▸ Problem details:
Set down each record below precisely, skipping the pictures.

▸ Input:
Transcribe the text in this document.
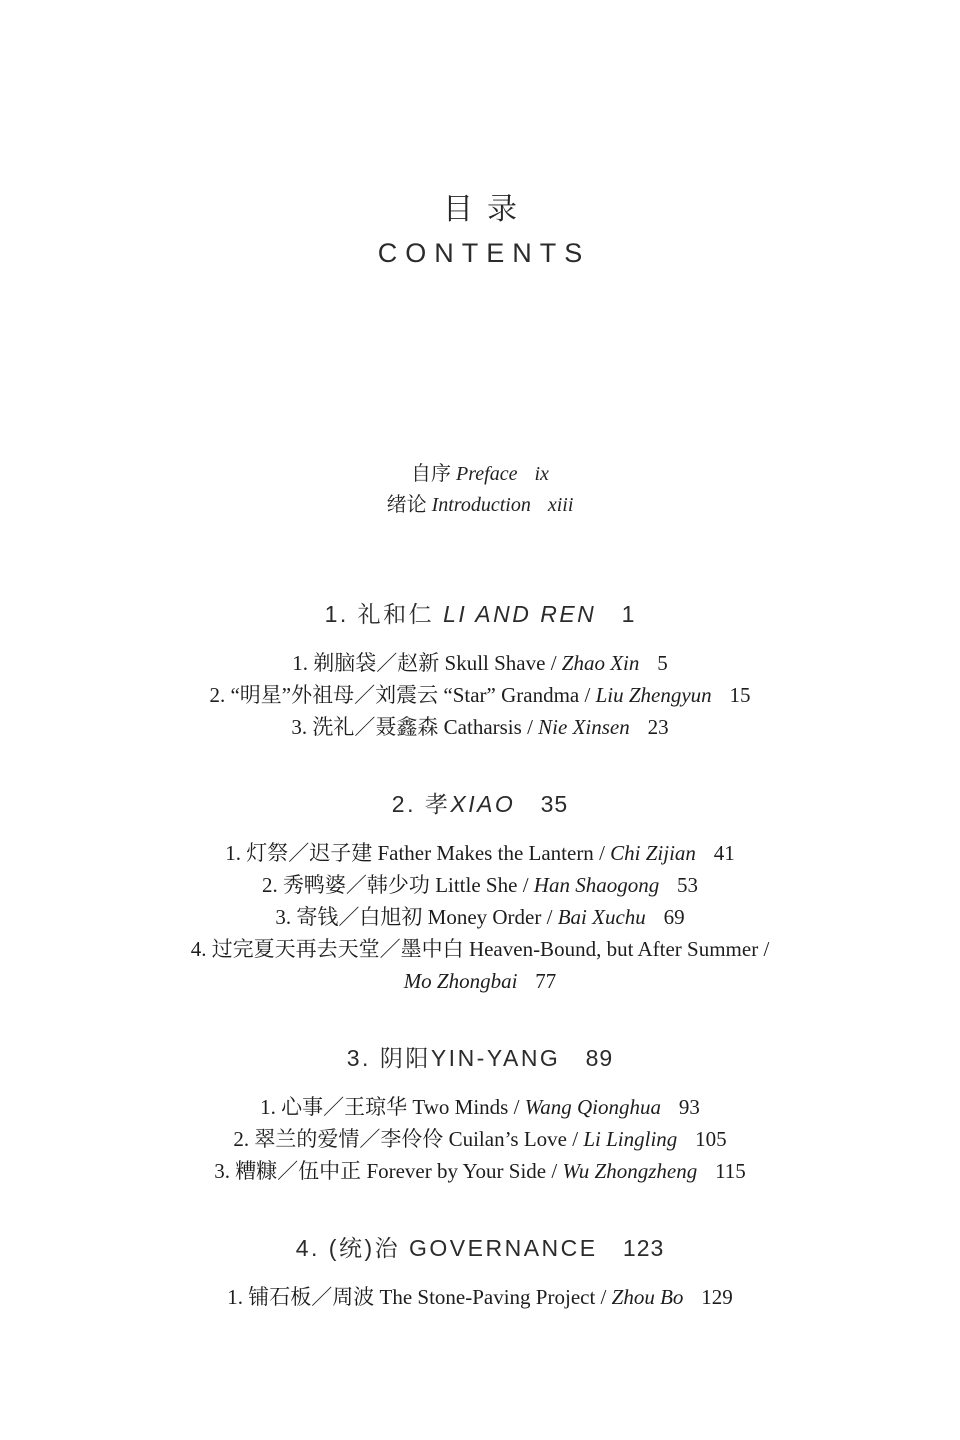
目录
CONTENTS
自序 Preface ix
绪论 Introduction xiii
1. 礼和仁 LI AND REN 1
1. 剃脑袋／赵新 Skull Shave / Zhao Xin 5
2. “明星”外祖母／刘震云 “Star” Grandma / Liu Zhengyun 15
3. 洗礼／聂鑫森 Catharsis / Nie Xinsen 23
2. 孝XIAO 35
1. 灯祭／迟子建 Father Makes the Lantern / Chi Zijian 41
2. 秀鸭婆／韩少功 Little She / Han Shaogong 53
3. 寄钱／白旭初 Money Order / Bai Xuchu 69
4. 过完夏天再去天堂／墨中白 Heaven-Bound, but After Summer /
Mo Zhongbai 77
3. 阴阳YIN-YANG 89
1. 心事／王琼华 Two Minds / Wang Qionghua 93
2. 翠兰的爱情／李伶伶 Cuilan’s Love / Li Lingling 105
3. 糟糠／伍中正 Forever by Your Side / Wu Zhongzheng 115
4. (统)治 GOVERNANCE 123
1. 铺石板／周波 The Stone-Paving Project / Zhou Bo 129
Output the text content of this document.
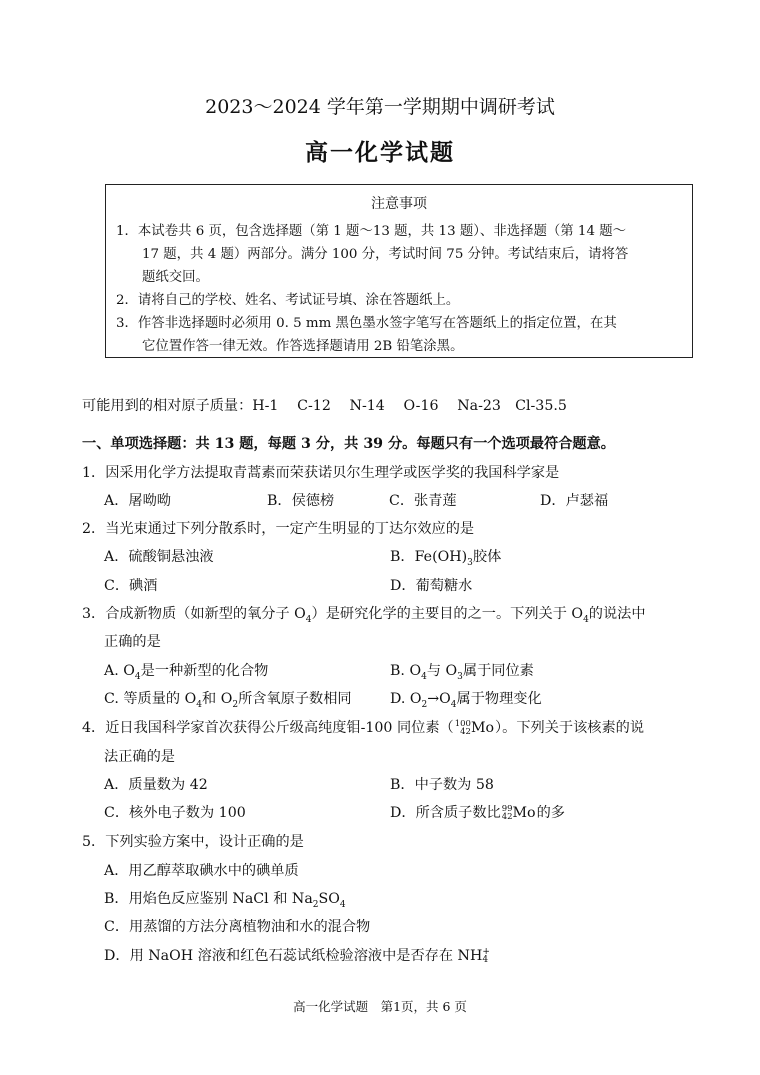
2023～2024 学年第一学期期中调研考试
高一化学试题
注意事项
1．本试卷共 6 页，包含选择题（第 1 题～13 题，共 13 题）、非选择题（第 14 题～
17 题，共 4 题）两部分。满分 100 分，考试时间 75 分钟。考试结束后，请将答
题纸交回。
2．请将自己的学校、姓名、考试证号填、涂在答题纸上。
3．作答非选择题时必须用 0. 5 mm 黑色墨水签字笔写在答题纸上的指定位置，在其
它位置作答一律无效。作答选择题请用 2B 铅笔涂黑。
可能用到的相对原子质量：H-1　 C-12　 N-14　 O-16　 Na-23　Cl-35.5
一、单项选择题：共 13 题，每题 3 分，共 39 分。每题只有一个选项最符合题意。
1．因采用化学方法提取青蒿素而荣获诺贝尔生理学或医学奖的我国科学家是
A．屠呦呦	B．侯德榜	C．张青莲	D．卢瑟福
2．当光束通过下列分散系时，一定产生明显的丁达尔效应的是
A．硫酸铜悬浊液	B．$Fe(OH)_3$胶体
C．碘酒	D．葡萄糖水
3．合成新物质（如新型的氧分子 $O_4$）是研究化学的主要目的之一。下列关于 $O_4$的说法中
正确的是
A. $O_4$是一种新型的化合物	B. $O_4$与 $O_3$属于同位素
C. 等质量的 $O_4$和 $O_2$所含氧原子数相同	D. $O_2\to O_4$属于物理变化
4．近日我国科学家首次获得公斤级高纯度钼-100 同位素（ 100
42 Mo）。下列关于该核素的说
法正确的是
A．质量数为 42	B．中子数为 58
C．核外电子数为 100	D．所含质子数比 99
42 Mo的多
5．下列实验方案中，设计正确的是
A．用乙醇萃取碘水中的碘单质
B．用焰色反应鉴别 NaCl 和 $Na_2SO_4$
C．用蒸馏的方法分离植物油和水的混合物
D．用 NaOH 溶液和红色石蕊试纸检验溶液中是否存在 NH +
4
高一化学试题　第1页，共 6 页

▸ Output for this exercise:
Transcribe the text in this document.
目录
CONTENTS
自序 Preface ix
绪论 Introduction xiii
1. 礼和仁 LI AND REN 1
1. 剃脑袋／赵新 Skull Shave / Zhao Xin 5
2. “明星”外祖母／刘震云 “Star” Grandma / Liu Zhengyun 15
3. 洗礼／聂鑫森 Catharsis / Nie Xinsen 23
2. 孝XIAO 35
1. 灯祭／迟子建 Father Makes the Lantern / Chi Zijian 41
2. 秀鸭婆／韩少功 Little She / Han Shaogong 53
3. 寄钱／白旭初 Money Order / Bai Xuchu 69
4. 过完夏天再去天堂／墨中白 Heaven-Bound, but After Summer /
Mo Zhongbai 77
3. 阴阳YIN-YANG 89
1. 心事／王琼华 Two Minds / Wang Qionghua 93
2. 翠兰的爱情／李伶伶 Cuilan’s Love / Li Lingling 105
3. 糟糠／伍中正 Forever by Your Side / Wu Zhongzheng 115
4. (统)治 GOVERNANCE 123
1. 铺石板／周波 The Stone-Paving Project / Zhou Bo 129
Output the text content of this document.
2023～2024 学年第一学期期中调研考试
高一化学试题
注意事项
1．本试卷共 6 页，包含选择题（第 1 题～13 题，共 13 题）、非选择题（第 14 题～
17 题，共 4 题）两部分。满分 100 分，考试时间 75 分钟。考试结束后，请将答
题纸交回。
2．请将自己的学校、姓名、考试证号填、涂在答题纸上。
3．作答非选择题时必须用 0. 5 mm 黑色墨水签字笔写在答题纸上的指定位置，在其
它位置作答一律无效。作答选择题请用 2B 铅笔涂黑。
可能用到的相对原子质量：H-1　 C-12　 N-14　 O-16　 Na-23　Cl-35.5
一、单项选择题：共 13 题，每题 3 分，共 39 分。每题只有一个选项最符合题意。
1．因采用化学方法提取青蒿素而荣获诺贝尔生理学或医学奖的我国科学家是
A．屠呦呦	B．侯德榜	C．张青莲	D．卢瑟福
2．当光束通过下列分散系时，一定产生明显的丁达尔效应的是
A．硫酸铜悬浊液	B．$Fe(OH)_3$胶体
C．碘酒	D．葡萄糖水
3．合成新物质（如新型的氧分子 $O_4$）是研究化学的主要目的之一。下列关于 $O_4$的说法中
正确的是
A. $O_4$是一种新型的化合物	B. $O_4$与 $O_3$属于同位素
C. 等质量的 $O_4$和 $O_2$所含氧原子数相同	D. $O_2\to O_4$属于物理变化
4．近日我国科学家首次获得公斤级高纯度钼-100 同位素（ 100
42 Mo）。下列关于该核素的说
法正确的是
A．质量数为 42	B．中子数为 58
C．核外电子数为 100	D．所含质子数比 99
42 Mo的多
5．下列实验方案中，设计正确的是
A．用乙醇萃取碘水中的碘单质
B．用焰色反应鉴别 NaCl 和 $Na_2SO_4$
C．用蒸馏的方法分离植物油和水的混合物
D．用 NaOH 溶液和红色石蕊试纸检验溶液中是否存在 NH +
4
高一化学试题　第1页，共 6 页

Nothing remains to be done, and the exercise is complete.